> **Aim**: Copy everything from the line containing "chess-piece[interactable]: ♞ xyxy=(1442,1139,1491,1195)" down to the line containing "chess-piece[interactable]: ♘ xyxy=(1115,569,1165,624)", both included, exactly as it appears in the material.

++++ Record set

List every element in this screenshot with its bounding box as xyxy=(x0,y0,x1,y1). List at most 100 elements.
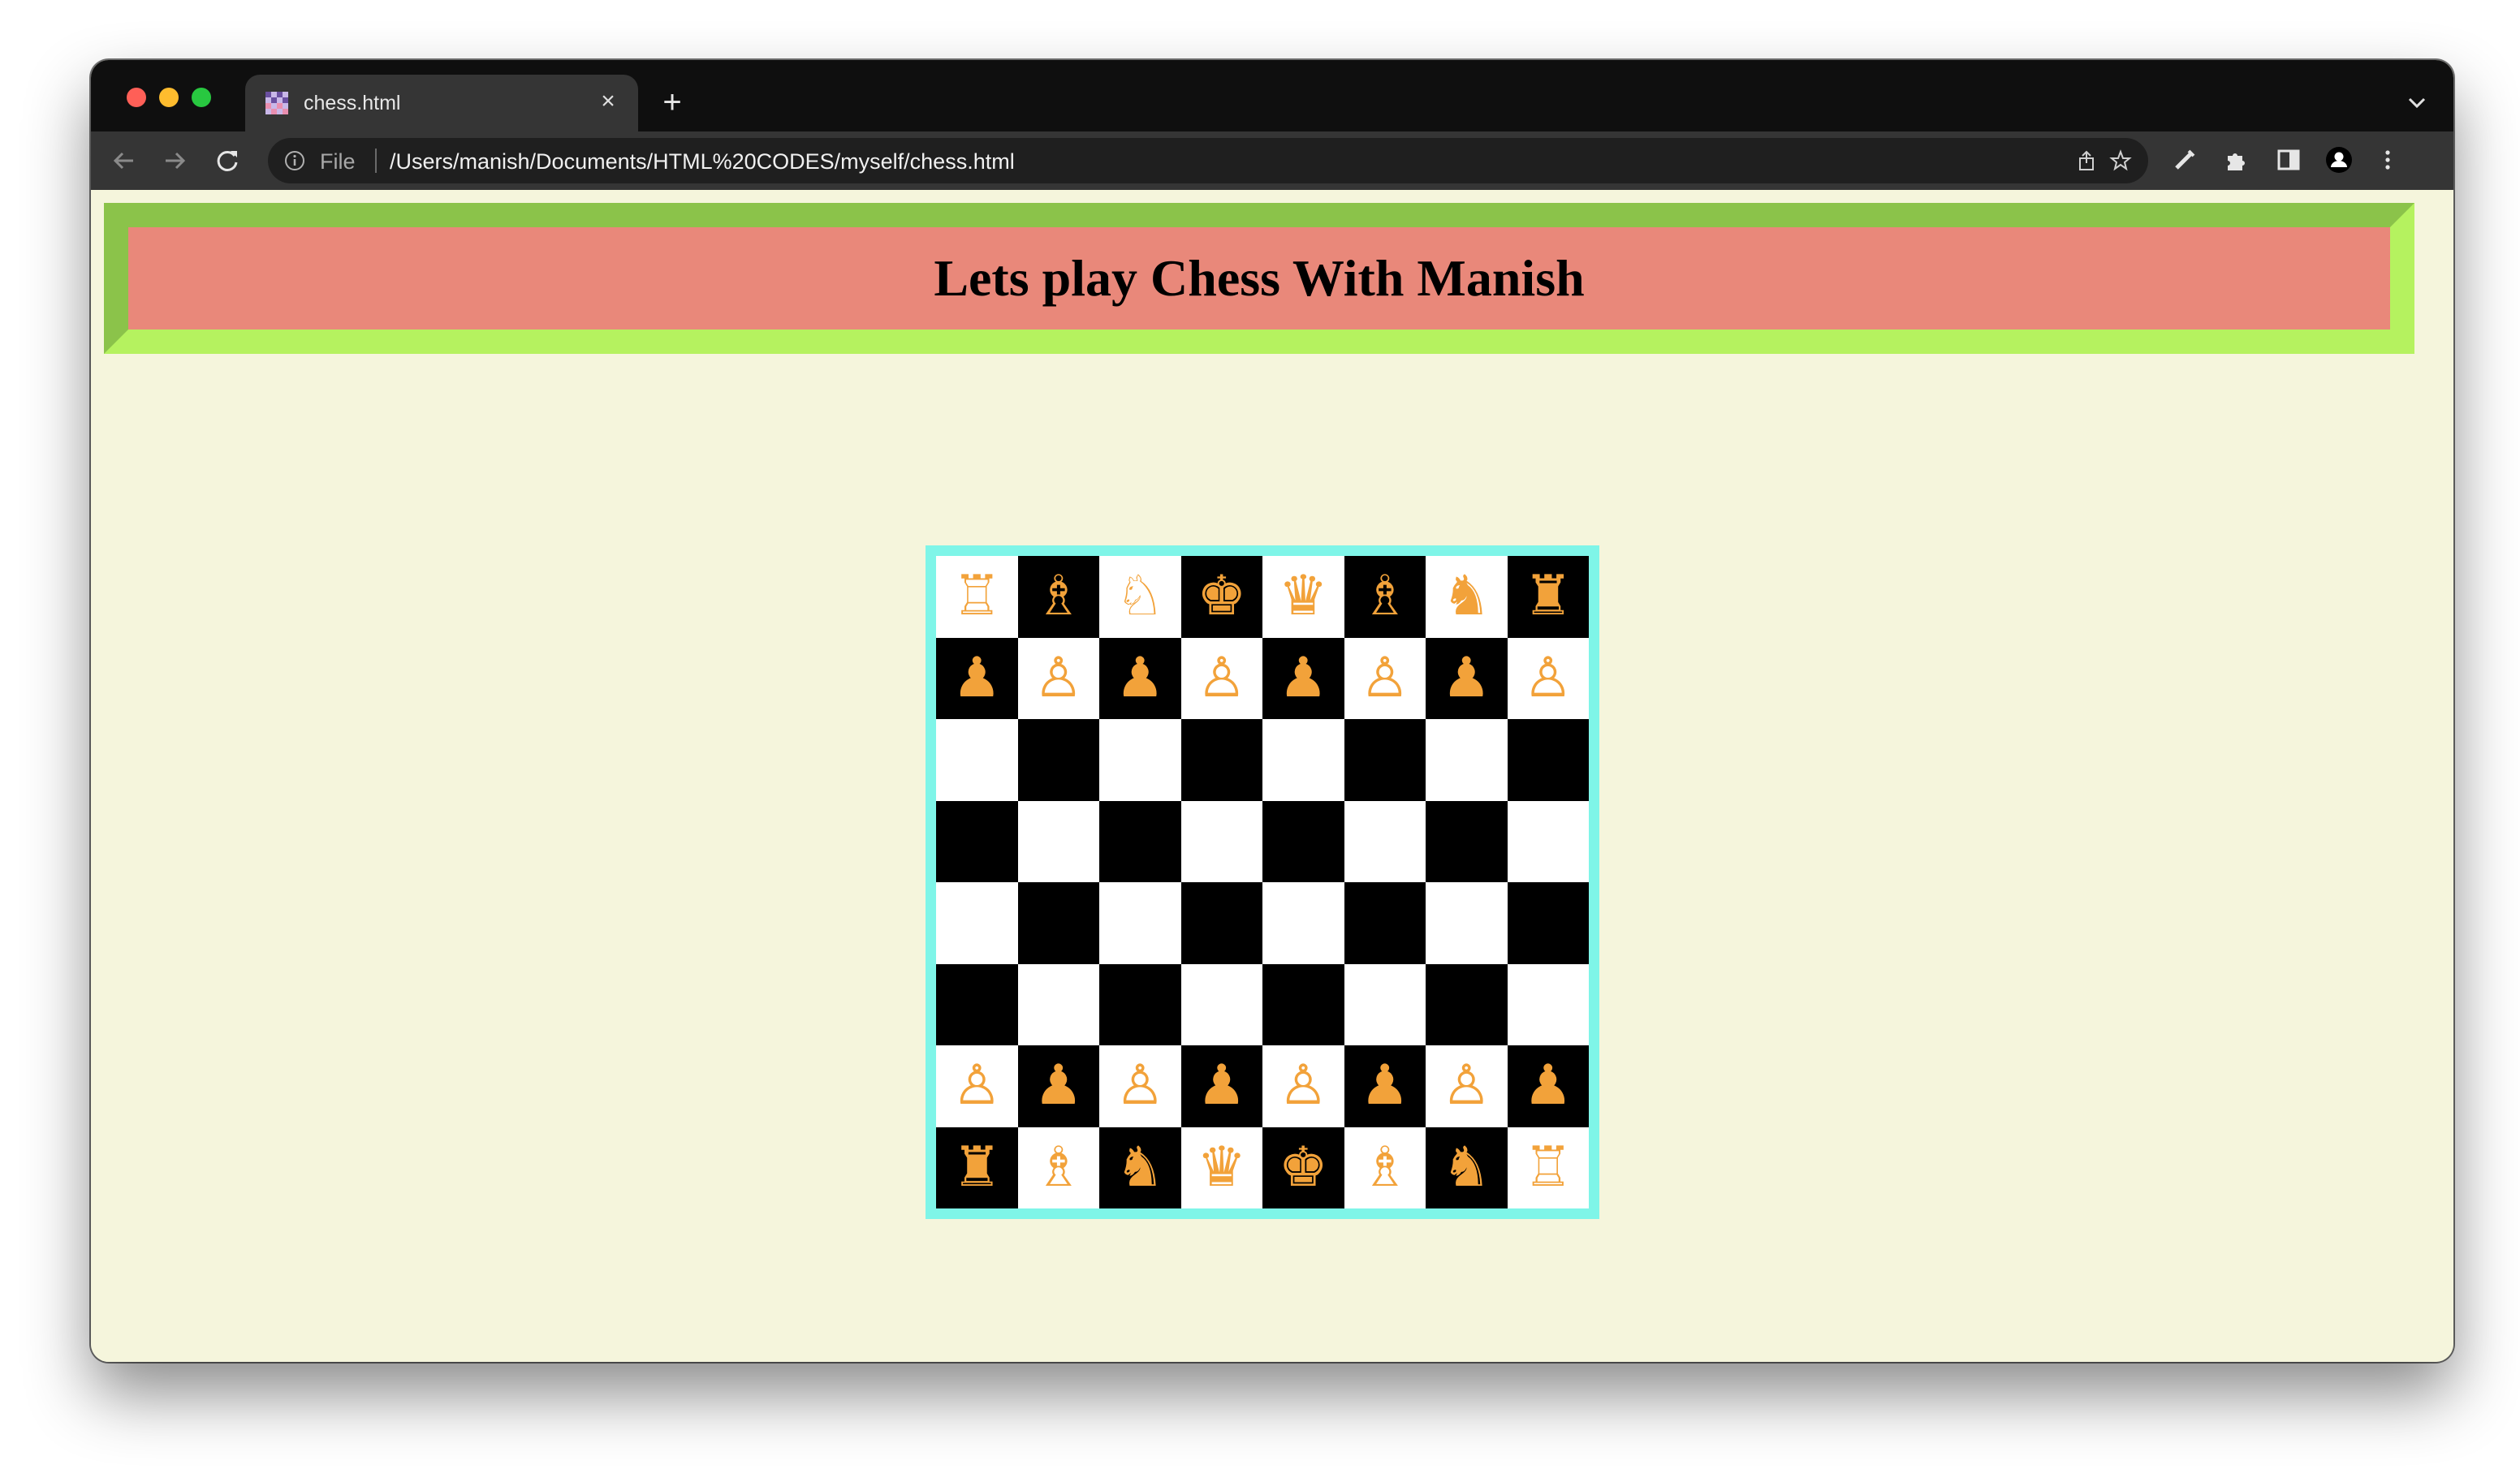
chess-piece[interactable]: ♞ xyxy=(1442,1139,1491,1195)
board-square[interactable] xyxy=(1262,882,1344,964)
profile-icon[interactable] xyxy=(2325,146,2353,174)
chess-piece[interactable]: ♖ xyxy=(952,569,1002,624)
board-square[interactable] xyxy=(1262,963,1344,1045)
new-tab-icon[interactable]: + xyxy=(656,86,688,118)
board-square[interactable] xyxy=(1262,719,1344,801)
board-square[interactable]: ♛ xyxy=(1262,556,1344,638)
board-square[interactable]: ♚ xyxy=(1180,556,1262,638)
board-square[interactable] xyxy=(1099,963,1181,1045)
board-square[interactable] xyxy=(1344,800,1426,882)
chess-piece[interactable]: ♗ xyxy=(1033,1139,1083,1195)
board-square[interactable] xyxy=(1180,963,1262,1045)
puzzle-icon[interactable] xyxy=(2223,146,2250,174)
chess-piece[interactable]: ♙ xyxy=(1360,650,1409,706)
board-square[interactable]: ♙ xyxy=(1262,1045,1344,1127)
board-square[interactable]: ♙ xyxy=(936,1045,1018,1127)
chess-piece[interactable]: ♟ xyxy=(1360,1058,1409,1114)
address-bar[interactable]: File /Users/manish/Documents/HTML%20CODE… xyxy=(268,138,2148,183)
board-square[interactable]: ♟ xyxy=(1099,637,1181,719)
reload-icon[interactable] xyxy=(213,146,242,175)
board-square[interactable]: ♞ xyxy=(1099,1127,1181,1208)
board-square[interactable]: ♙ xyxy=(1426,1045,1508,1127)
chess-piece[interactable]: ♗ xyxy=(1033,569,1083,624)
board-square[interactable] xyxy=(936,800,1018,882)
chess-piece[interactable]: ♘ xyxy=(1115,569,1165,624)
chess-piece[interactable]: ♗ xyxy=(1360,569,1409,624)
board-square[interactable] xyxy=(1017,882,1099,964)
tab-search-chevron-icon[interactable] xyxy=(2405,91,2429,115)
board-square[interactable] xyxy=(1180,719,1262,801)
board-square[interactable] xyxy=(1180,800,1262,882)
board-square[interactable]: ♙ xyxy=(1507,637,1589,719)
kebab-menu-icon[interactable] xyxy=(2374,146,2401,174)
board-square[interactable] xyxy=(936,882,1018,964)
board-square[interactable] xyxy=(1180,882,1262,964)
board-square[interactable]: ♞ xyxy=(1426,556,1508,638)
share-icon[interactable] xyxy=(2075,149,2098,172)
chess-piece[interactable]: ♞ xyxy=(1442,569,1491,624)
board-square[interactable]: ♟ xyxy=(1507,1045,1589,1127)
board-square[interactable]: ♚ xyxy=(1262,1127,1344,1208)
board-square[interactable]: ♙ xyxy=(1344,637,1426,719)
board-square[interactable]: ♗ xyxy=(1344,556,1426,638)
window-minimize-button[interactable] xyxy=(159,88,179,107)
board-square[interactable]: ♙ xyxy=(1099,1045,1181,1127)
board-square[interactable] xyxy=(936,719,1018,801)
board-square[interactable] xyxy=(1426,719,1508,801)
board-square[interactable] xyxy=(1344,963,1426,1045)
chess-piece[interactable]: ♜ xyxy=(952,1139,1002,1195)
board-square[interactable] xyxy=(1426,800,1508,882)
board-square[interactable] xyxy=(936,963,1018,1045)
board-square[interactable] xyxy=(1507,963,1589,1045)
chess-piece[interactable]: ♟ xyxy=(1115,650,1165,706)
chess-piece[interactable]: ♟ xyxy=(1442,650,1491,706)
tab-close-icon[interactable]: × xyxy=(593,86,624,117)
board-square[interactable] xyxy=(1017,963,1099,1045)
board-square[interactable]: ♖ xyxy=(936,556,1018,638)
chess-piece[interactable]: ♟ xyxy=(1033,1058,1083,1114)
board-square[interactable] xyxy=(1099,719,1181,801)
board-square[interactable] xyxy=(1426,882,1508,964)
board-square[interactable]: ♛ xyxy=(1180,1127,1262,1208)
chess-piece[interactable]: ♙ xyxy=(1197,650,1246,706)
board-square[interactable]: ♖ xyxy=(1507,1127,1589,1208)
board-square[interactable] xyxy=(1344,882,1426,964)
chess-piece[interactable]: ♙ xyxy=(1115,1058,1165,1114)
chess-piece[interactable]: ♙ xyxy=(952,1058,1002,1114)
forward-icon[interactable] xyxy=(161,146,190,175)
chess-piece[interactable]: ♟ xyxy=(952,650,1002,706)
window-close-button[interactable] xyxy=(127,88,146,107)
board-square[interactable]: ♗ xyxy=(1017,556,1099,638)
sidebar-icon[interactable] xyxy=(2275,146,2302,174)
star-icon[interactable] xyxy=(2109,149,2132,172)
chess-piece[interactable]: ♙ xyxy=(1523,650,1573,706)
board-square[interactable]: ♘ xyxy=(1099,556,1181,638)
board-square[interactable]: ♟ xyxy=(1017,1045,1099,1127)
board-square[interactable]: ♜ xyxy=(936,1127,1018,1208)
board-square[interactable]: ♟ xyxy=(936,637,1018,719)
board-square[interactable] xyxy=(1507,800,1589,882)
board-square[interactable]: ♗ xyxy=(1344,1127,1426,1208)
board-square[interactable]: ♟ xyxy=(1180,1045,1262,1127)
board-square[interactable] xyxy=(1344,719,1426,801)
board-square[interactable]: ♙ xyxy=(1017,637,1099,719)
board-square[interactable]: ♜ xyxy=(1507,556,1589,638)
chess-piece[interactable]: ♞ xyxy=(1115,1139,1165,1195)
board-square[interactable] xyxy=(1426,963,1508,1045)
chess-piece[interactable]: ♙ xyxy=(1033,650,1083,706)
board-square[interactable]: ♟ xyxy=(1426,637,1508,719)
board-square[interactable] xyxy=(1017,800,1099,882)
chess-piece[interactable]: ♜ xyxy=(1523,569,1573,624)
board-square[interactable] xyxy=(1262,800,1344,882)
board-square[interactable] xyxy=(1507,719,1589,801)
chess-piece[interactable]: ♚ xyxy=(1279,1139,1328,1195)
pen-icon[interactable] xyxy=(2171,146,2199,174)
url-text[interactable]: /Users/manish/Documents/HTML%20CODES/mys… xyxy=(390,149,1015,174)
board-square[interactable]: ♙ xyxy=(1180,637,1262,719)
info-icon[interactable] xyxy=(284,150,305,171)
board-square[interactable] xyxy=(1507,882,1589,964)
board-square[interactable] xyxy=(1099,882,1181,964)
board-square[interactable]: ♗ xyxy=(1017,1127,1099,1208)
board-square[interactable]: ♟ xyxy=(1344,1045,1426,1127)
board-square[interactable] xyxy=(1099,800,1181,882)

++++++++

> **Exercise answer**:
chess-piece[interactable]: ♞ xyxy=(1442,1139,1491,1195)
board-square[interactable] xyxy=(1262,882,1344,964)
profile-icon[interactable] xyxy=(2325,146,2353,174)
chess-piece[interactable]: ♖ xyxy=(952,569,1002,624)
board-square[interactable] xyxy=(1262,963,1344,1045)
new-tab-icon[interactable]: + xyxy=(656,86,688,118)
board-square[interactable] xyxy=(1262,719,1344,801)
board-square[interactable]: ♛ xyxy=(1262,556,1344,638)
board-square[interactable]: ♚ xyxy=(1180,556,1262,638)
board-square[interactable] xyxy=(1099,963,1181,1045)
board-square[interactable] xyxy=(1344,800,1426,882)
chess-piece[interactable]: ♗ xyxy=(1033,1139,1083,1195)
board-square[interactable] xyxy=(1180,963,1262,1045)
puzzle-icon[interactable] xyxy=(2223,146,2250,174)
chess-piece[interactable]: ♙ xyxy=(1360,650,1409,706)
board-square[interactable]: ♙ xyxy=(1262,1045,1344,1127)
board-square[interactable]: ♙ xyxy=(936,1045,1018,1127)
chess-piece[interactable]: ♟ xyxy=(1360,1058,1409,1114)
address-bar[interactable]: File /Users/manish/Documents/HTML%20CODE… xyxy=(268,138,2148,183)
board-square[interactable]: ♟ xyxy=(1099,637,1181,719)
reload-icon[interactable] xyxy=(213,146,242,175)
board-square[interactable]: ♞ xyxy=(1099,1127,1181,1208)
board-square[interactable]: ♙ xyxy=(1426,1045,1508,1127)
chess-piece[interactable]: ♗ xyxy=(1033,569,1083,624)
board-square[interactable] xyxy=(936,800,1018,882)
chess-piece[interactable]: ♘ xyxy=(1115,569,1165,624)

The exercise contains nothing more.